REQUIRED TASK.
Will you transcribe the entries that follow, exactly and in full?
########
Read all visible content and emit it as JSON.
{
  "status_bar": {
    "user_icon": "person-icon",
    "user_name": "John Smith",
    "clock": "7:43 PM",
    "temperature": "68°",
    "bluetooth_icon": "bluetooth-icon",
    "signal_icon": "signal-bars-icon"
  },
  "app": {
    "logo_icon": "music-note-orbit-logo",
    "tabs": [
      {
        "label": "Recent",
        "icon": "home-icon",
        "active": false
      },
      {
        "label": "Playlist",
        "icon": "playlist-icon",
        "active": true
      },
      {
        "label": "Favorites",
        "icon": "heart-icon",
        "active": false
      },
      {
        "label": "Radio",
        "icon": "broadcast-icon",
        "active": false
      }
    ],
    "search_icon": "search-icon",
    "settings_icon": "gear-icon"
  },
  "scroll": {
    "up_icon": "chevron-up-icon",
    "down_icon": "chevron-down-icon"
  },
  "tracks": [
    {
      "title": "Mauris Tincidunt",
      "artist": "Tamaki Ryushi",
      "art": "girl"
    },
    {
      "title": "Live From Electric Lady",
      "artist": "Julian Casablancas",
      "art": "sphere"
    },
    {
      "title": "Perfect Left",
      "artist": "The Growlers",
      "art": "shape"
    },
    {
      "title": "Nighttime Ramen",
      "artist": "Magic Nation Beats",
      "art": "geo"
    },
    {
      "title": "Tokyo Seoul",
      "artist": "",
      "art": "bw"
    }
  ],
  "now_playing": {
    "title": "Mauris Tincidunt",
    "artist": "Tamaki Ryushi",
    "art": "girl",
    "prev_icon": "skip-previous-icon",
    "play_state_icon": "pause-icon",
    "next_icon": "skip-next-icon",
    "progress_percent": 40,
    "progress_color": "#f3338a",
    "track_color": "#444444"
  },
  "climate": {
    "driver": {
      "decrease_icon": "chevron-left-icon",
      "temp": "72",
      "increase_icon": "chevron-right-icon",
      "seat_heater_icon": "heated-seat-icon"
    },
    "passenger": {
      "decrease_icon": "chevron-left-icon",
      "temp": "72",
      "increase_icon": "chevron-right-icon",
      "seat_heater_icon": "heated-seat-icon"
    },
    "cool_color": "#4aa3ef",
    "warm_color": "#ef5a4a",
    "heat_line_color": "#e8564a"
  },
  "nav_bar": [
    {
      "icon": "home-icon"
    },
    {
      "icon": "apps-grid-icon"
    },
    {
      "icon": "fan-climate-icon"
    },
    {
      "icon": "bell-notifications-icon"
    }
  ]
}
########
SOLVED EXERCISE.
Read all visible content and emit it as JSON.
{
  "status_bar": {
    "user_icon": "person-icon",
    "user_name": "John Smith",
    "clock": "7:43 PM",
    "temperature": "68°",
    "bluetooth_icon": "bluetooth-icon",
    "signal_icon": "signal-bars-icon"
  },
  "app": {
    "logo_icon": "music-note-orbit-logo",
    "tabs": [
      {
        "label": "Recent",
        "icon": "home-icon",
        "active": false
      },
      {
        "label": "Playlist",
        "icon": "playlist-icon",
        "active": true
      },
      {
        "label": "Favorites",
        "icon": "heart-icon",
        "active": false
      },
      {
        "label": "Radio",
        "icon": "broadcast-icon",
        "active": false
      }
    ],
    "search_icon": "search-icon",
    "settings_icon": "gear-icon"
  },
  "scroll": {
    "up_icon": "chevron-up-icon",
    "down_icon": "chevron-down-icon"
  },
  "tracks": [
    {
      "title": "Mauris Tincidunt",
      "artist": "Tamaki Ryushi",
      "art": "girl"
    },
    {
      "title": "Live From Electric Lady",
      "artist": "Julian Casablancas",
      "art": "sphere"
    },
    {
      "title": "Perfect Left",
      "artist": "The Growlers",
      "art": "shape"
    },
    {
      "title": "Nighttime Ramen",
      "artist": "Magic Nation Beats",
      "art": "geo"
    },
    {
      "title": "Tokyo Seoul",
      "artist": "",
      "art": "bw"
    }
  ],
  "now_playing": {
    "title": "Mauris Tincidunt",
    "artist": "Tamaki Ryushi",
    "art": "girl",
    "prev_icon": "skip-previous-icon",
    "play_state_icon": "pause-icon",
    "next_icon": "skip-next-icon",
    "progress_percent": 40,
    "progress_color": "#f3338a",
    "track_color": "#444444"
  },
  "climate": {
    "driver": {
      "decrease_icon": "chevron-left-icon",
      "temp": "72",
      "increase_icon": "chevron-right-icon",
      "seat_heater_icon": "heated-seat-icon"
    },
    "passenger": {
      "decrease_icon": "chevron-left-icon",
      "temp": "72",
      "increase_icon": "chevron-right-icon",
      "seat_heater_icon": "heated-seat-icon"
    },
    "cool_color": "#4aa3ef",
    "warm_color": "#ef5a4a",
    "heat_line_color": "#e8564a"
  },
  "nav_bar": [
    {
      "icon": "home-icon"
    },
    {
      "icon": "apps-grid-icon"
    },
    {
      "icon": "fan-climate-icon"
    },
    {
      "icon": "bell-notifications-icon"
    }
  ]
}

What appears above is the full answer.